===== Records to use

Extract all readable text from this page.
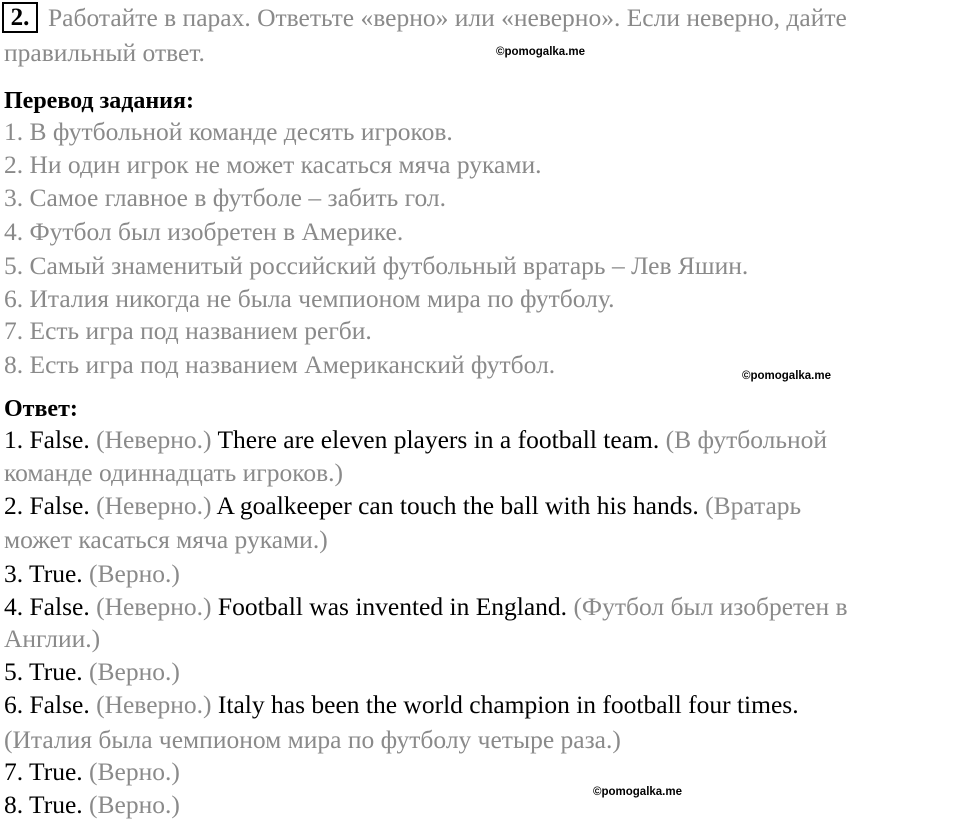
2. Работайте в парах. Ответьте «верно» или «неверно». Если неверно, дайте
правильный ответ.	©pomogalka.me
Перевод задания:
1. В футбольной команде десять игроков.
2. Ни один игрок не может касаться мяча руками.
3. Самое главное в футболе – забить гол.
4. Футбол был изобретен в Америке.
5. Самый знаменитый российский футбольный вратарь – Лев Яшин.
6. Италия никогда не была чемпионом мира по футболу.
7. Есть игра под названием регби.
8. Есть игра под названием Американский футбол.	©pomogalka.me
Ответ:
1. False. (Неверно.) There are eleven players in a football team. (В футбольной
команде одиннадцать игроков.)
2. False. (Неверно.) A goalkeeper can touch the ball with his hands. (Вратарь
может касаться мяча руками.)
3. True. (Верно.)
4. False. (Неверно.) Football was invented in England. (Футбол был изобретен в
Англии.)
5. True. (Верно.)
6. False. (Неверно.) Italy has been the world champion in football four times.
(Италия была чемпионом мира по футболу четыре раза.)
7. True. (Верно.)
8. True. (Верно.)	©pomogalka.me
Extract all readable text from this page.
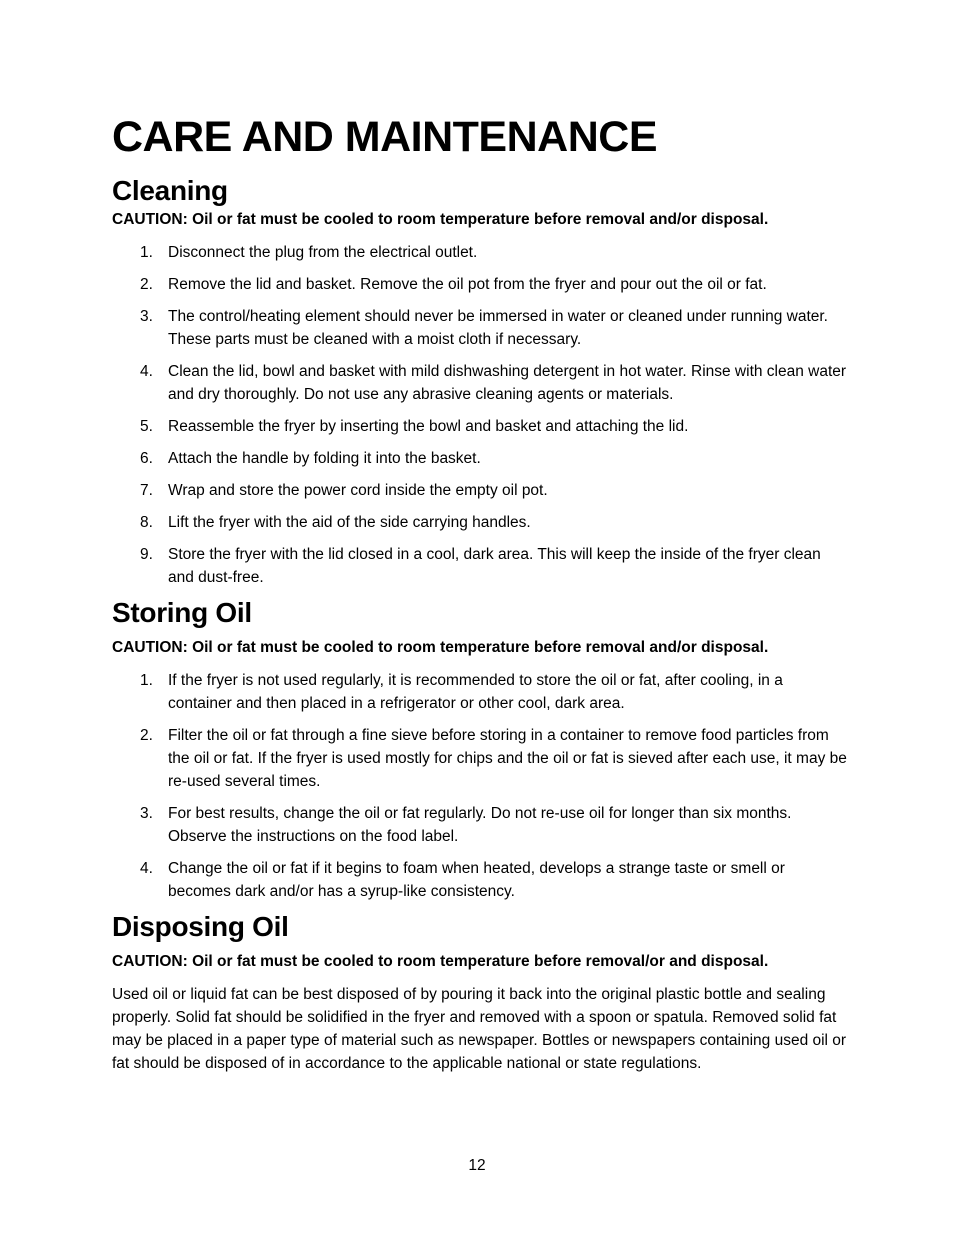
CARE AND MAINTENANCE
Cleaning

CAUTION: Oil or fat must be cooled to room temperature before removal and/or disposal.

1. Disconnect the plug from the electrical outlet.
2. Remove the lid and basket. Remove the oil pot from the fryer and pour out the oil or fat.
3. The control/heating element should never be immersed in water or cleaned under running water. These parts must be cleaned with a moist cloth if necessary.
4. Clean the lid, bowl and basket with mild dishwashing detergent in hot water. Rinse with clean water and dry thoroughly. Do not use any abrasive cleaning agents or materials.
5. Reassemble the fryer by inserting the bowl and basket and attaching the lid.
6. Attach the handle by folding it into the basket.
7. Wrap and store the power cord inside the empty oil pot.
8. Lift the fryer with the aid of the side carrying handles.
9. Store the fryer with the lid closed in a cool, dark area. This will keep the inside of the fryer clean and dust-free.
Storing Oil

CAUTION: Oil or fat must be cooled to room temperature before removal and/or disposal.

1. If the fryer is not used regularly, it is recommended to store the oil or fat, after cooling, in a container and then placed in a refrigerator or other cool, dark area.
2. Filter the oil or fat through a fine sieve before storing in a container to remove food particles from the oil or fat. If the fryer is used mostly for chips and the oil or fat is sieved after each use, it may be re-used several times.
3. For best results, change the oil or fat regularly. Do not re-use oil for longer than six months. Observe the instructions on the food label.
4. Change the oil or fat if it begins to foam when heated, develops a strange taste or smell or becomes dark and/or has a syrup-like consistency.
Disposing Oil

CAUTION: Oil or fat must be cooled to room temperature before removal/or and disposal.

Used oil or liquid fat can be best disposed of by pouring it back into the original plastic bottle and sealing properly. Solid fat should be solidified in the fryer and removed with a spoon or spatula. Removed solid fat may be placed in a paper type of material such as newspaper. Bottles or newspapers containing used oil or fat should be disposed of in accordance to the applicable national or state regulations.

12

==========

### Aim
Repeat the data above exactly, but not the pictures.

### Final result
Extract all readable text from this page.
2. Работайте в парах. Ответьте «верно» или «неверно». Если неверно, дайте
правильный ответ.	©pomogalka.me
Перевод задания:
1. В футбольной команде десять игроков.
2. Ни один игрок не может касаться мяча руками.
3. Самое главное в футболе – забить гол.
4. Футбол был изобретен в Америке.
5. Самый знаменитый российский футбольный вратарь – Лев Яшин.
6. Италия никогда не была чемпионом мира по футболу.
7. Есть игра под названием регби.
8. Есть игра под названием Американский футбол.	©pomogalka.me
Ответ:
1. False. (Неверно.) There are eleven players in a football team. (В футбольной
команде одиннадцать игроков.)
2. False. (Неверно.) A goalkeeper can touch the ball with his hands. (Вратарь
может касаться мяча руками.)
3. True. (Верно.)
4. False. (Неверно.) Football was invented in England. (Футбол был изобретен в
Англии.)
5. True. (Верно.)
6. False. (Неверно.) Italy has been the world champion in football four times.
(Италия была чемпионом мира по футболу четыре раза.)
7. True. (Верно.)
8. True. (Верно.)	©pomogalka.me
Extract all readable text from this page.
CARE AND MAINTENANCE
Cleaning

CAUTION: Oil or fat must be cooled to room temperature before removal and/or disposal.

1. Disconnect the plug from the electrical outlet.
2. Remove the lid and basket. Remove the oil pot from the fryer and pour out the oil or fat.
3. The control/heating element should never be immersed in water or cleaned under running water. These parts must be cleaned with a moist cloth if necessary.
4. Clean the lid, bowl and basket with mild dishwashing detergent in hot water. Rinse with clean water and dry thoroughly. Do not use any abrasive cleaning agents or materials.
5. Reassemble the fryer by inserting the bowl and basket and attaching the lid.
6. Attach the handle by folding it into the basket.
7. Wrap and store the power cord inside the empty oil pot.
8. Lift the fryer with the aid of the side carrying handles.
9. Store the fryer with the lid closed in a cool, dark area. This will keep the inside of the fryer clean and dust-free.
Storing Oil

CAUTION: Oil or fat must be cooled to room temperature before removal and/or disposal.

1. If the fryer is not used regularly, it is recommended to store the oil or fat, after cooling, in a container and then placed in a refrigerator or other cool, dark area.
2. Filter the oil or fat through a fine sieve before storing in a container to remove food particles from the oil or fat. If the fryer is used mostly for chips and the oil or fat is sieved after each use, it may be re-used several times.
3. For best results, change the oil or fat regularly. Do not re-use oil for longer than six months. Observe the instructions on the food label.
4. Change the oil or fat if it begins to foam when heated, develops a strange taste or smell or becomes dark and/or has a syrup-like consistency.
Disposing Oil

CAUTION: Oil or fat must be cooled to room temperature before removal/or and disposal.

Used oil or liquid fat can be best disposed of by pouring it back into the original plastic bottle and sealing properly. Solid fat should be solidified in the fryer and removed with a spoon or spatula. Removed solid fat may be placed in a paper type of material such as newspaper. Bottles or newspapers containing used oil or fat should be disposed of in accordance to the applicable national or state regulations.

12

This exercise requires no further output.